Element region listings
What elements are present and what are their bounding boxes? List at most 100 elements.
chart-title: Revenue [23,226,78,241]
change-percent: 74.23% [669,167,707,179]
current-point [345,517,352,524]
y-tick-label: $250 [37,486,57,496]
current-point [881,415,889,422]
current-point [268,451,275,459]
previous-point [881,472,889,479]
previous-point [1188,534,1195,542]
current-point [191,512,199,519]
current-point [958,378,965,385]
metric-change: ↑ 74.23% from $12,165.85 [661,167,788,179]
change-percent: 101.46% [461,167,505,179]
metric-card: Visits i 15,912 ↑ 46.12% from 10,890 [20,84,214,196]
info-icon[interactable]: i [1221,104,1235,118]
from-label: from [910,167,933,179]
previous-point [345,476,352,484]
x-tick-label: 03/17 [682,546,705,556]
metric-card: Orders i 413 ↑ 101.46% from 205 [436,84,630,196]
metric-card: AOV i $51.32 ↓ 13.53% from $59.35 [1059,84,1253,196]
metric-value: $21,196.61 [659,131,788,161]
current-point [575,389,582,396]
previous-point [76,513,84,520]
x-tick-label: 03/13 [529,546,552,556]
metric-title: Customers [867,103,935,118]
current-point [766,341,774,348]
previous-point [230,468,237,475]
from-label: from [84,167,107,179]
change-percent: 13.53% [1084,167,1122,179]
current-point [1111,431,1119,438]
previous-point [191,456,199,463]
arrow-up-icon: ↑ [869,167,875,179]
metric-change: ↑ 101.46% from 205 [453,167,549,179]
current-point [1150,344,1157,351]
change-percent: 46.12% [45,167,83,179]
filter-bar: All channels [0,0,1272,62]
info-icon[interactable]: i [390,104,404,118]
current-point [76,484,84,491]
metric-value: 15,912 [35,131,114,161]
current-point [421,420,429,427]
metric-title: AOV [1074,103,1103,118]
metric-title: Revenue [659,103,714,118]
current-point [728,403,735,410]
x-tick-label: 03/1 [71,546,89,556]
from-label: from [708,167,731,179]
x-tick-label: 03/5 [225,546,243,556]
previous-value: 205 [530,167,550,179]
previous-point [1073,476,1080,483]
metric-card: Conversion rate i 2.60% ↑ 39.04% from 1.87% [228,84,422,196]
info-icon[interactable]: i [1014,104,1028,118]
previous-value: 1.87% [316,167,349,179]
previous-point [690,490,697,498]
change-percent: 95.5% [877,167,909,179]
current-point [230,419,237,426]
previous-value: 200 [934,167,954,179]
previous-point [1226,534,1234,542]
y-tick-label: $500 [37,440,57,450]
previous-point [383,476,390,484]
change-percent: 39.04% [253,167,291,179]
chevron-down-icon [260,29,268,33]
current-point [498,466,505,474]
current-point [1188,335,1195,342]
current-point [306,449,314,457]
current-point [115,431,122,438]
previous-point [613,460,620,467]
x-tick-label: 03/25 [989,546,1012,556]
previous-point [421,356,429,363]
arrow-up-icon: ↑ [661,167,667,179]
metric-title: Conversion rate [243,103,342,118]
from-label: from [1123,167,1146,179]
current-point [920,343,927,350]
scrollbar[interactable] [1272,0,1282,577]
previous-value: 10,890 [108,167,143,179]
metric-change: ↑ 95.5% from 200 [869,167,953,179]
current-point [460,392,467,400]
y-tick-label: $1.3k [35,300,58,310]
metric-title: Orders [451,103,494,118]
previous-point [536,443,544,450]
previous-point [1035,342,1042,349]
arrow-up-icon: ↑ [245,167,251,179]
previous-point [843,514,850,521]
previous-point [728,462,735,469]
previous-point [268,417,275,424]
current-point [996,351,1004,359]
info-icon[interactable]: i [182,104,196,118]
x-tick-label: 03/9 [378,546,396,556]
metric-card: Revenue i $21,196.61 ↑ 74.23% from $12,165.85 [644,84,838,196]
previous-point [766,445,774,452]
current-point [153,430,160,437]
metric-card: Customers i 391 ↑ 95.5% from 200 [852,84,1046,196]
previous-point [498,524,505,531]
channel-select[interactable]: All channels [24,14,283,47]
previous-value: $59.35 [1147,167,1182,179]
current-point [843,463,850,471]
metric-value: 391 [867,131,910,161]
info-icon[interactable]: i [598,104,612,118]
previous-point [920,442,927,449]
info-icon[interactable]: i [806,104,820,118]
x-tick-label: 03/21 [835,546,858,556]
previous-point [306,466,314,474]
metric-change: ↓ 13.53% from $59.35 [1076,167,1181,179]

#### WORK TO COMPLETE:
Can you set down every row above word for word, leaving nothing out?

#### WRITTEN SOLUTION:
What elements are present and what are their bounding boxes? List at most 100 elements.
chart-title: Revenue [23,226,78,241]
change-percent: 74.23% [669,167,707,179]
current-point [345,517,352,524]
y-tick-label: $250 [37,486,57,496]
current-point [881,415,889,422]
current-point [268,451,275,459]
previous-point [881,472,889,479]
previous-point [1188,534,1195,542]
current-point [191,512,199,519]
current-point [958,378,965,385]
metric-change: ↑ 74.23% from $12,165.85 [661,167,788,179]
change-percent: 101.46% [461,167,505,179]
metric-card: Visits i 15,912 ↑ 46.12% from 10,890 [20,84,214,196]
info-icon[interactable]: i [1221,104,1235,118]
from-label: from [910,167,933,179]
previous-point [345,476,352,484]
x-tick-label: 03/17 [682,546,705,556]
metric-card: Orders i 413 ↑ 101.46% from 205 [436,84,630,196]
metric-card: AOV i $51.32 ↓ 13.53% from $59.35 [1059,84,1253,196]
metric-value: $21,196.61 [659,131,788,161]
current-point [575,389,582,396]
previous-point [76,513,84,520]
x-tick-label: 03/13 [529,546,552,556]
metric-title: Customers [867,103,935,118]
current-point [766,341,774,348]
previous-point [230,468,237,475]
from-label: from [84,167,107,179]
change-percent: 13.53% [1084,167,1122,179]
current-point [1111,431,1119,438]
previous-point [191,456,199,463]
arrow-up-icon: ↑ [869,167,875,179]
metric-change: ↑ 101.46% from 205 [453,167,549,179]
current-point [1150,344,1157,351]
change-percent: 46.12% [45,167,83,179]
filter-bar: All channels [0,0,1272,62]
info-icon[interactable]: i [390,104,404,118]
current-point [76,484,84,491]
metric-value: 15,912 [35,131,114,161]
current-point [421,420,429,427]
metric-title: AOV [1074,103,1103,118]
metric-title: Revenue [659,103,714,118]
current-point [728,403,735,410]
x-tick-label: 03/1 [71,546,89,556]
from-label: from [708,167,731,179]
x-tick-label: 03/5 [225,546,243,556]
previous-value: 205 [530,167,550,179]
previous-point [1073,476,1080,483]
metric-card: Conversion rate i 2.60% ↑ 39.04% from 1.87% [228,84,422,196]
info-icon[interactable]: i [1014,104,1028,118]
previous-value: 1.87% [316,167,349,179]
previous-point [690,490,697,498]
change-percent: 95.5% [877,167,909,179]
current-point [230,419,237,426]
previous-value: 200 [934,167,954,179]
previous-point [1226,534,1234,542]
y-tick-label: $500 [37,440,57,450]
previous-point [383,476,390,484]
change-percent: 39.04% [253,167,291,179]
chevron-down-icon [260,29,268,33]
current-point [498,466,505,474]
current-point [1188,335,1195,342]
current-point [306,449,314,457]
current-point [115,431,122,438]
previous-point [613,460,620,467]
x-tick-label: 03/25 [989,546,1012,556]
previous-point [421,356,429,363]
arrow-up-icon: ↑ [661,167,667,179]
metric-title: Conversion rate [243,103,342,118]
from-label: from [1123,167,1146,179]
current-point [920,343,927,350]
scrollbar[interactable] [1272,0,1282,577]
previous-value: 10,890 [108,167,143,179]
metric-change: ↑ 95.5% from 200 [869,167,953,179]
current-point [460,392,467,400]
y-tick-label: $1.3k [35,300,58,310]
metric-title: Orders [451,103,494,118]
previous-point [536,443,544,450]
previous-point [1035,342,1042,349]
arrow-up-icon: ↑ [245,167,251,179]
previous-point [843,514,850,521]
previous-point [728,462,735,469]
previous-point [268,417,275,424]
current-point [996,351,1004,359]
info-icon[interactable]: i [182,104,196,118]
x-tick-label: 03/9 [378,546,396,556]
metric-card: Revenue i $21,196.61 ↑ 74.23% from $12,165.85 [644,84,838,196]
previous-point [766,445,774,452]
current-point [153,430,160,437]
metric-card: Customers i 391 ↑ 95.5% from 200 [852,84,1046,196]
previous-point [498,524,505,531]
channel-select[interactable]: All channels [24,14,283,47]
previous-value: $59.35 [1147,167,1182,179]
current-point [843,463,850,471]
metric-value: 391 [867,131,910,161]
info-icon[interactable]: i [598,104,612,118]
previous-point [920,442,927,449]
info-icon[interactable]: i [806,104,820,118]
x-tick-label: 03/21 [835,546,858,556]
previous-point [306,466,314,474]
metric-change: ↓ 13.53% from $59.35 [1076,167,1181,179]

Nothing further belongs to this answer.